DATA>

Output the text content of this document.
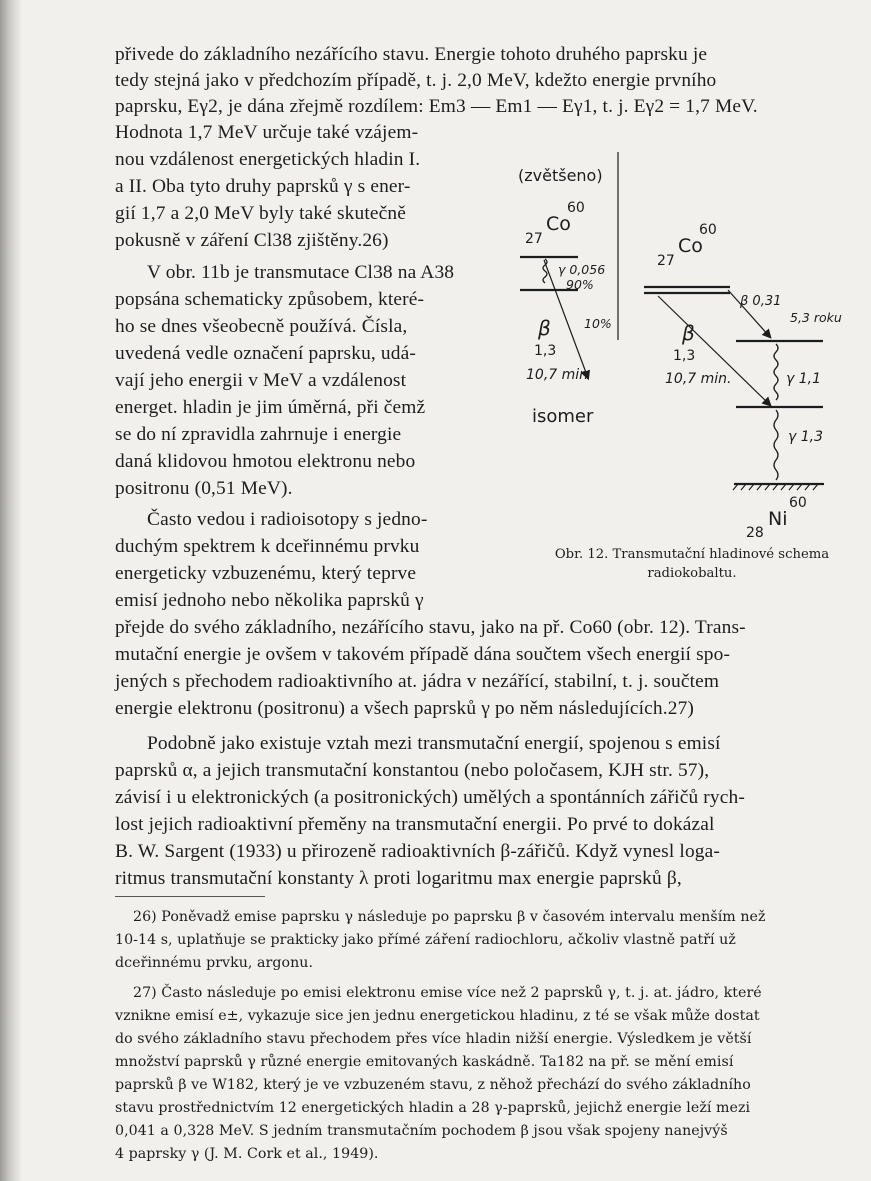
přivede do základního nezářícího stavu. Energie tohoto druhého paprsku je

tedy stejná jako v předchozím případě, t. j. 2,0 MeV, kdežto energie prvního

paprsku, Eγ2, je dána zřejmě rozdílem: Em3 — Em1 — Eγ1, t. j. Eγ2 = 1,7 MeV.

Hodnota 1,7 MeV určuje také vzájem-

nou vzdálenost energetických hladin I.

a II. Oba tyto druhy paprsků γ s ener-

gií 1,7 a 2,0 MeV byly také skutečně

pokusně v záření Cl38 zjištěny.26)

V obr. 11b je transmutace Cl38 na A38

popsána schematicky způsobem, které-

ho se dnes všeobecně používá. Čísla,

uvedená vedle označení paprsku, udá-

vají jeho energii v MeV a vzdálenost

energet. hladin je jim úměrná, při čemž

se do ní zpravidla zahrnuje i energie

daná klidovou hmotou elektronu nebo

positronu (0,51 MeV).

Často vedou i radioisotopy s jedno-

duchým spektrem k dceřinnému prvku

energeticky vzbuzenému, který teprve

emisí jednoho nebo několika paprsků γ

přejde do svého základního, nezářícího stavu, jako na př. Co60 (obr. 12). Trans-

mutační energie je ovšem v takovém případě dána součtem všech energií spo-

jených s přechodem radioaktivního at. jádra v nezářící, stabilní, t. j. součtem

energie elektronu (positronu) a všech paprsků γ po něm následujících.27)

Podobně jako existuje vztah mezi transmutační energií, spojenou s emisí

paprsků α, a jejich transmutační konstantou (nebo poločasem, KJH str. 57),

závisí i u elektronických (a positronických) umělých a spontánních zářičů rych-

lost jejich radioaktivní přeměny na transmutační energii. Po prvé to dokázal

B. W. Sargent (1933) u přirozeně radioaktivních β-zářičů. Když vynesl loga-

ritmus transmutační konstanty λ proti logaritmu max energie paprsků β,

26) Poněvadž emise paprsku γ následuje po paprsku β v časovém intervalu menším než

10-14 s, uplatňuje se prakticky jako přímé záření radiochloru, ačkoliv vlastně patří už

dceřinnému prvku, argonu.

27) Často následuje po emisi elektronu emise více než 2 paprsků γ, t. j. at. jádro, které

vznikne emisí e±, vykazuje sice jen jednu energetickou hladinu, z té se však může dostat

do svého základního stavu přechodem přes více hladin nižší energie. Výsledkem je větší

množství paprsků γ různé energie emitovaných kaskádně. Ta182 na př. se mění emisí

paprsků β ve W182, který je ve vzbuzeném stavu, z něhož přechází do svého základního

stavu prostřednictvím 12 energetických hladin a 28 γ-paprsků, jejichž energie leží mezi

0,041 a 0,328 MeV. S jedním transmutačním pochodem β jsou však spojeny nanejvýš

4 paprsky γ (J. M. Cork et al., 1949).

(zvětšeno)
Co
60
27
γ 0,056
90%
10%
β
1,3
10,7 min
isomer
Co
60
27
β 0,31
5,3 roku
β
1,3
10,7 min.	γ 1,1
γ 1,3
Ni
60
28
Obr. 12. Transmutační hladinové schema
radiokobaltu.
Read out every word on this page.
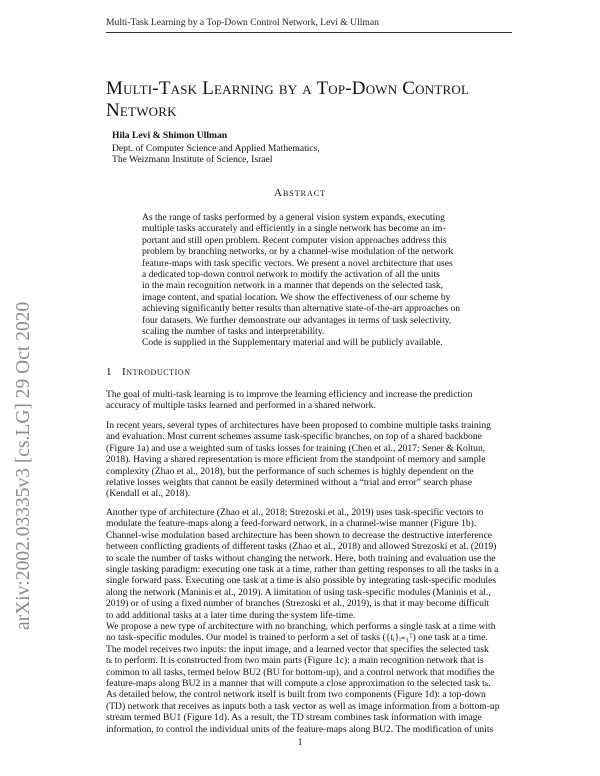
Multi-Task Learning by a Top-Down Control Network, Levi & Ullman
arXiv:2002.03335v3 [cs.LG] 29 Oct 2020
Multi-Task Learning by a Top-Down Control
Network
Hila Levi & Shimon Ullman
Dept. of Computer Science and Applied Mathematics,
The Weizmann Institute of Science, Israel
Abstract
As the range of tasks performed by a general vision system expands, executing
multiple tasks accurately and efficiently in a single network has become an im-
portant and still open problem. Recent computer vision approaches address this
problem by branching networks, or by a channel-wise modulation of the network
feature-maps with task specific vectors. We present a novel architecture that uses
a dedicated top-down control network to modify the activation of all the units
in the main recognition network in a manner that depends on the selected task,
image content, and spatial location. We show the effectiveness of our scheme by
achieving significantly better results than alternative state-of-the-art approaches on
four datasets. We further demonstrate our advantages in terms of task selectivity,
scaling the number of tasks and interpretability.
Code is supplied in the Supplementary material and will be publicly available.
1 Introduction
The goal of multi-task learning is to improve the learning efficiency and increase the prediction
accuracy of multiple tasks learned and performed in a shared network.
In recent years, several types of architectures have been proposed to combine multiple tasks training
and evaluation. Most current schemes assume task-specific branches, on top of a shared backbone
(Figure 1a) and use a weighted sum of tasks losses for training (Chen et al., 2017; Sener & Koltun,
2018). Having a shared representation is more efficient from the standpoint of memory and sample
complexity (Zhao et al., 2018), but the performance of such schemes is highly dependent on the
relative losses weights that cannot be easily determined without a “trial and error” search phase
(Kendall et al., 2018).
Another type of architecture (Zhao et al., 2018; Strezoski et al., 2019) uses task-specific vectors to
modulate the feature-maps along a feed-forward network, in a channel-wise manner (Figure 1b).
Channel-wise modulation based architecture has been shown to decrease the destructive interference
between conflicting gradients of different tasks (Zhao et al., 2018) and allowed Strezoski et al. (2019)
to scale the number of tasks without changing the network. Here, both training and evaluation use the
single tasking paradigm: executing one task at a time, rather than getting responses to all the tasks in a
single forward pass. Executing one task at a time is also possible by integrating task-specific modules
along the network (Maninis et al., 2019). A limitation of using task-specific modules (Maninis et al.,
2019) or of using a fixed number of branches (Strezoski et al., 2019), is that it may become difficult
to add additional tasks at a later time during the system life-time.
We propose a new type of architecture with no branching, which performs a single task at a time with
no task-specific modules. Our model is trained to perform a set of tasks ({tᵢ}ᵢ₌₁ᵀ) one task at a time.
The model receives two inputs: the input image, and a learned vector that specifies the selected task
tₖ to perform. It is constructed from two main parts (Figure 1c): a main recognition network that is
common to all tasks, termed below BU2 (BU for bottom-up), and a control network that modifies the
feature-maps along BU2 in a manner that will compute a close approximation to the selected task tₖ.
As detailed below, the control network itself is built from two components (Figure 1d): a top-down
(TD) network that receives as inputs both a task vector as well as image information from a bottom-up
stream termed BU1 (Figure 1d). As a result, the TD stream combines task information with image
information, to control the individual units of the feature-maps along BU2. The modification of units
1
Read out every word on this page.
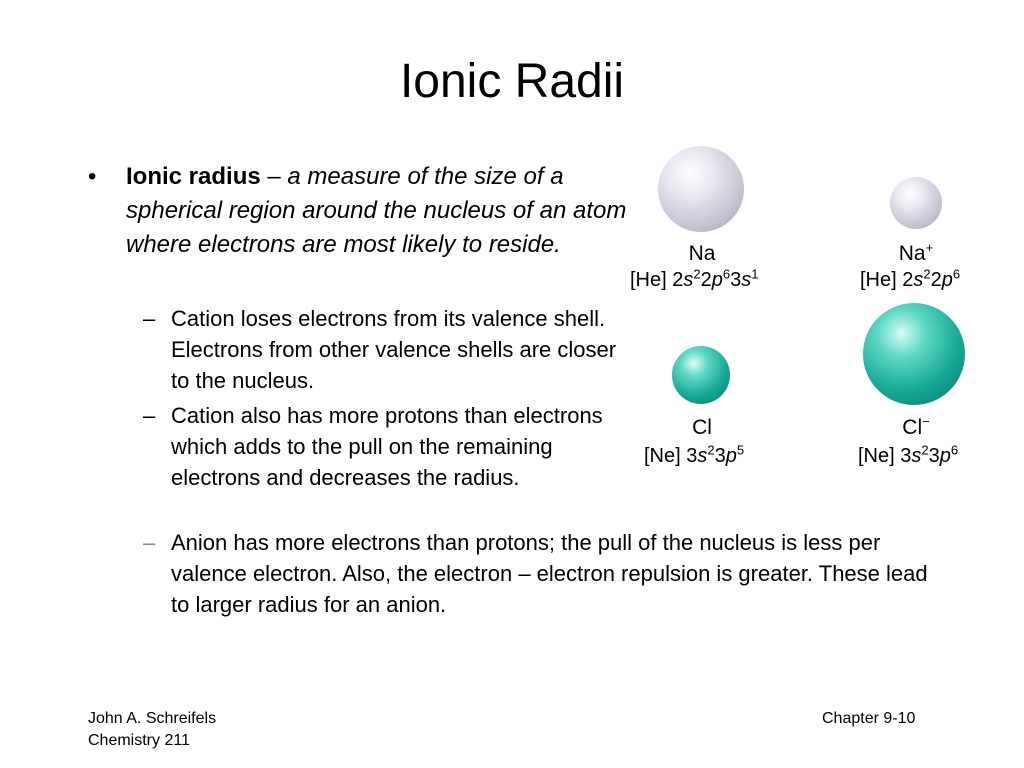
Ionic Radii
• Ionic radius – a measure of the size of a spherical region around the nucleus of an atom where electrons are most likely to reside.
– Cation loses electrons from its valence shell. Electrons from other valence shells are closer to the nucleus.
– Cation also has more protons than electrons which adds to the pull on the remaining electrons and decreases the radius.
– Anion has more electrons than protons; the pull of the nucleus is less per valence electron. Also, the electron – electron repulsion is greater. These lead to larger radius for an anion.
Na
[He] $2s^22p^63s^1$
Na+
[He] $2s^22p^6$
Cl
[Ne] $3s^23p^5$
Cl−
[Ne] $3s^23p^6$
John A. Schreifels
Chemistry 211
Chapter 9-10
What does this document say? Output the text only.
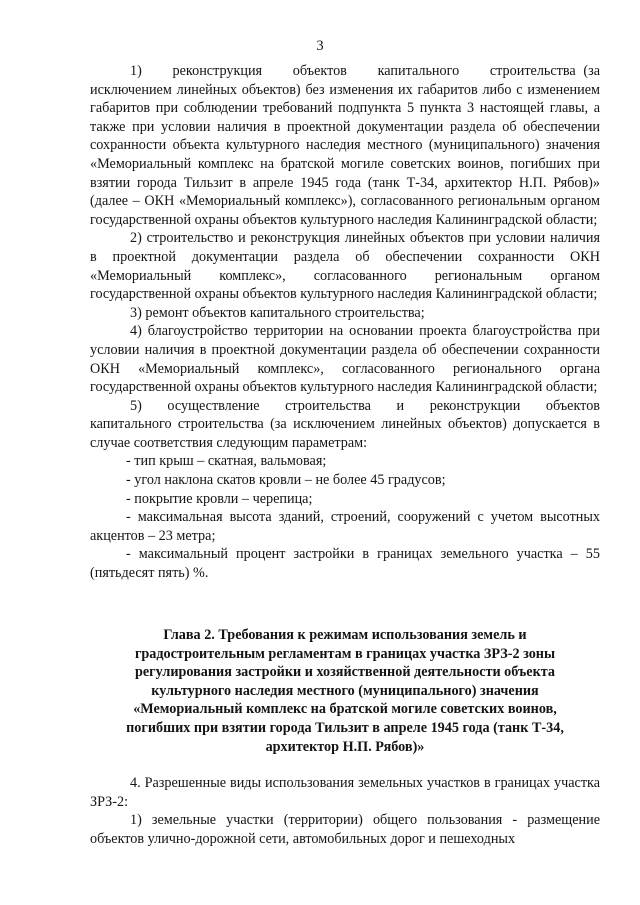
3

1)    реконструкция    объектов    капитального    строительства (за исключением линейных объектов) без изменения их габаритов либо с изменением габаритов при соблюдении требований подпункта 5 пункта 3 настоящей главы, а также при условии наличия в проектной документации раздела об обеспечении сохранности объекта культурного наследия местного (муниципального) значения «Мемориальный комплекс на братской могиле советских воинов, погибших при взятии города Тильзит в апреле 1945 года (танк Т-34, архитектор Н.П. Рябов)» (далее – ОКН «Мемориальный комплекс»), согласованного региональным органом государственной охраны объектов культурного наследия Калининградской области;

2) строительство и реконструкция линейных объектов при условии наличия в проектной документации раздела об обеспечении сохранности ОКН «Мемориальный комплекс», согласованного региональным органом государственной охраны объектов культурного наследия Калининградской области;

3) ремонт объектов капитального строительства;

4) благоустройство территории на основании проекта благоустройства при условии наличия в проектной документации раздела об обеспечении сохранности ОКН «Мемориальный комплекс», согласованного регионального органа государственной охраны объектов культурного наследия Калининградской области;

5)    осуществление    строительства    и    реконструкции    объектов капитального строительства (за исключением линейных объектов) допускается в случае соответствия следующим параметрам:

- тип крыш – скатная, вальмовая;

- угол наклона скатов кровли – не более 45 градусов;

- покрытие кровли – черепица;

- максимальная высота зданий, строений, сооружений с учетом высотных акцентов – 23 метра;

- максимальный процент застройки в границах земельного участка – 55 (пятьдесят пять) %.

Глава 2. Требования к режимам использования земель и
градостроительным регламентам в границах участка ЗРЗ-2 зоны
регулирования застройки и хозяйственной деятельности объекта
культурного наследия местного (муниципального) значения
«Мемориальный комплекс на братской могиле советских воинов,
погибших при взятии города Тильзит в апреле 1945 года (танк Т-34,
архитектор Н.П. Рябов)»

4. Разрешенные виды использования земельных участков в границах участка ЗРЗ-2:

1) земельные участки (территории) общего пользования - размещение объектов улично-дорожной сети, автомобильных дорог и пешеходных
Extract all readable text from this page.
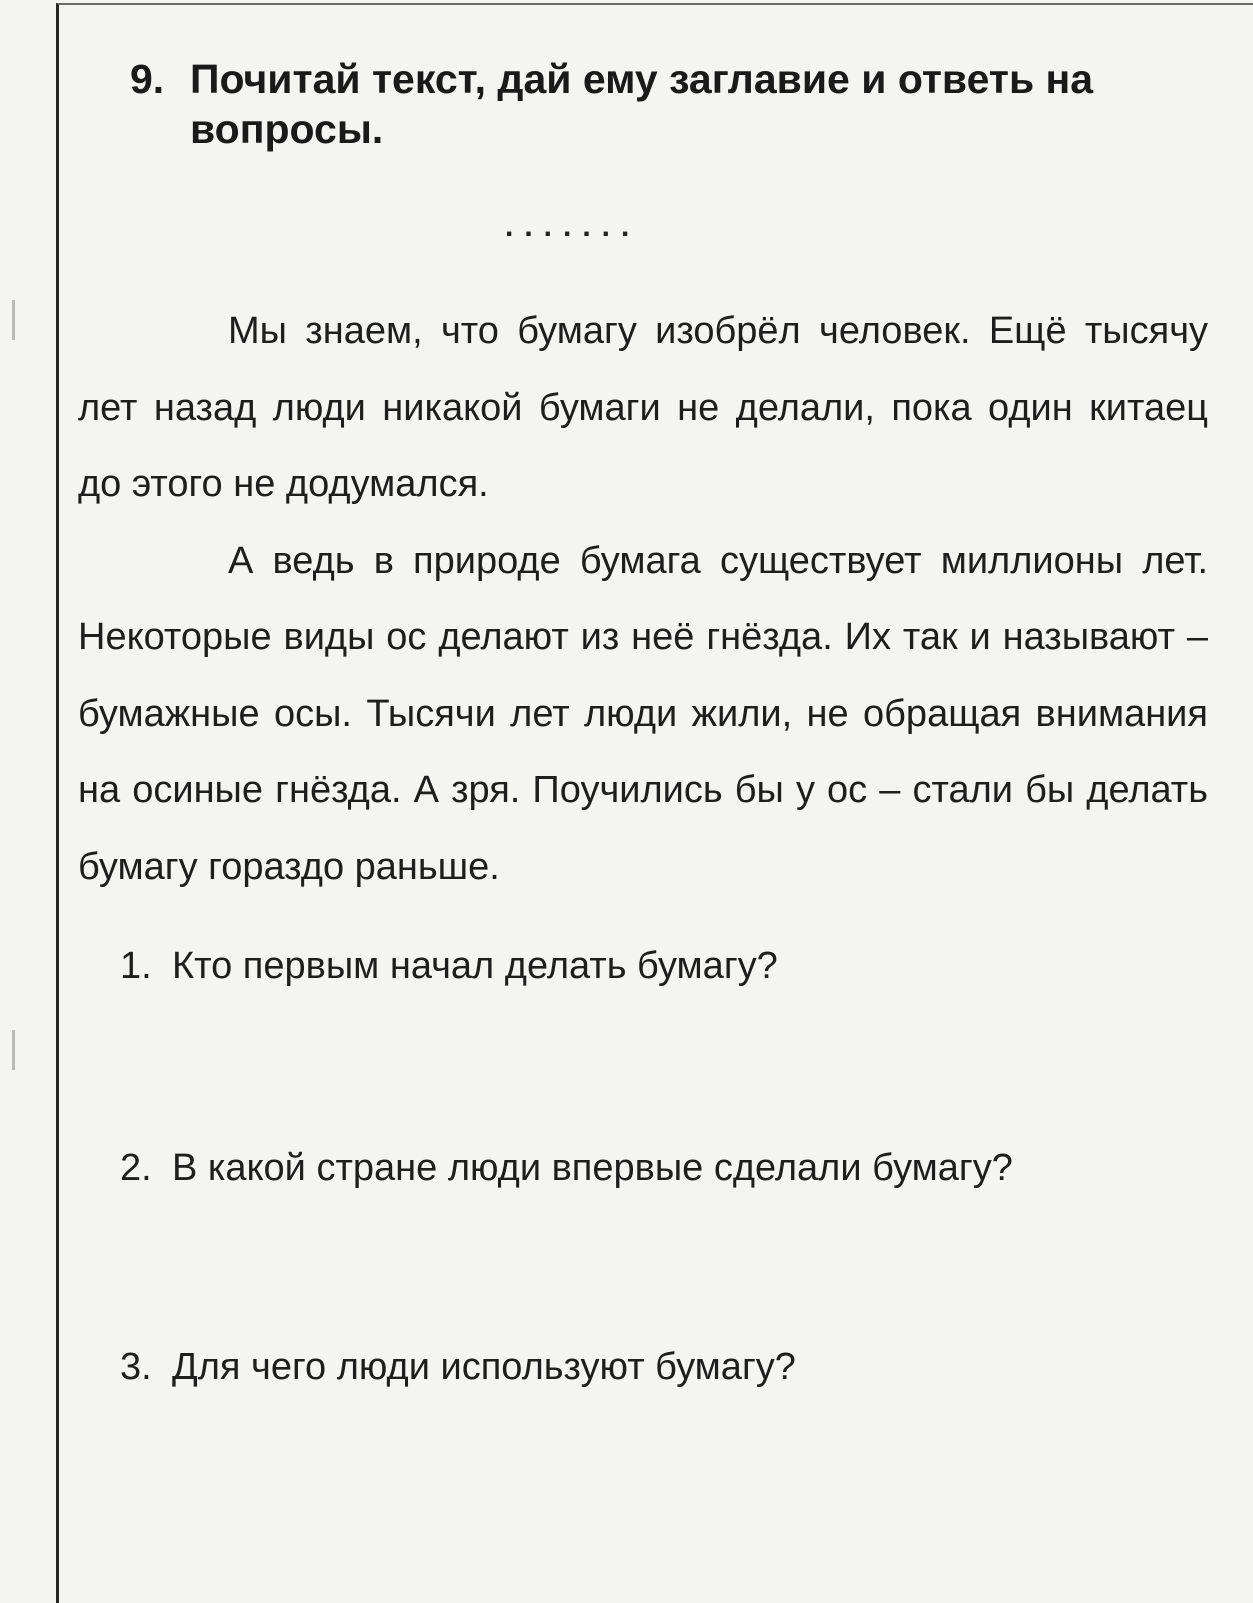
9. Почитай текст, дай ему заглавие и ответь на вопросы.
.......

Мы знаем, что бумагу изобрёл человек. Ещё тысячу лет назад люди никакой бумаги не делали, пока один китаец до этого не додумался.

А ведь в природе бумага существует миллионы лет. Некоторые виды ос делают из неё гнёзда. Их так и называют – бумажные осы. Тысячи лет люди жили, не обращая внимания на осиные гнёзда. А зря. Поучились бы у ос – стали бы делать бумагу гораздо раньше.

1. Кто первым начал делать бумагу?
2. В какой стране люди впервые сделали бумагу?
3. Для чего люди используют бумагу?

WRITTEN EXERCISE> Exclude all pictures and reproduce exactly the lines from the one containing "Extract all readable text from this page." through the final line of the entries above.

FINAL RESULT>
Extract all readable text from this page.
9. Почитай текст, дай ему заглавие и ответь на вопросы.
.......

Мы знаем, что бумагу изобрёл человек. Ещё тысячу лет назад люди никакой бумаги не делали, пока один китаец до этого не додумался.

А ведь в природе бумага существует миллионы лет. Некоторые виды ос делают из неё гнёзда. Их так и называют – бумажные осы. Тысячи лет люди жили, не обращая внимания на осиные гнёзда. А зря. Поучились бы у ос – стали бы делать бумагу гораздо раньше.

1. Кто первым начал делать бумагу?
2. В какой стране люди впервые сделали бумагу?
3. Для чего люди используют бумагу?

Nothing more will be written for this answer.